(Extracted records)
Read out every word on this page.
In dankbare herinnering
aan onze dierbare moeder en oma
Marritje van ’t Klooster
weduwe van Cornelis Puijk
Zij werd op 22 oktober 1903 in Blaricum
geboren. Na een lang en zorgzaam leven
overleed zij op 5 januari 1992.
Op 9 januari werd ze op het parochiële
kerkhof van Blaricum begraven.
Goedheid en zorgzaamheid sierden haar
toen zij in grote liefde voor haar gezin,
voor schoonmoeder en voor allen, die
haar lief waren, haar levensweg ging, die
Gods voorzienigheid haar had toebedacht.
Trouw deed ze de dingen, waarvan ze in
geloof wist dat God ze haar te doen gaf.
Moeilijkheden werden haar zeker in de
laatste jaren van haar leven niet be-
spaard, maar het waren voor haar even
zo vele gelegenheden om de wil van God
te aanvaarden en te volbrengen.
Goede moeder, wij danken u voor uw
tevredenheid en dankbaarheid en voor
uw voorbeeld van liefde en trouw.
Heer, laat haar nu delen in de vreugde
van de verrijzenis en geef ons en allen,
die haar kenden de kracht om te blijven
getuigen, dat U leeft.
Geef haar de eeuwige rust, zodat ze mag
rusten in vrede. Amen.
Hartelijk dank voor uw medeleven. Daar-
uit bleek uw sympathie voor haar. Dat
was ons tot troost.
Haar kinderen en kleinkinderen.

Description of the task: Pick out every line of the listing containing the word "allen", and show those lines.

Complete output:
voor schoonmoeder en voor allen, die
van de verrijzenis en geef ons en allen,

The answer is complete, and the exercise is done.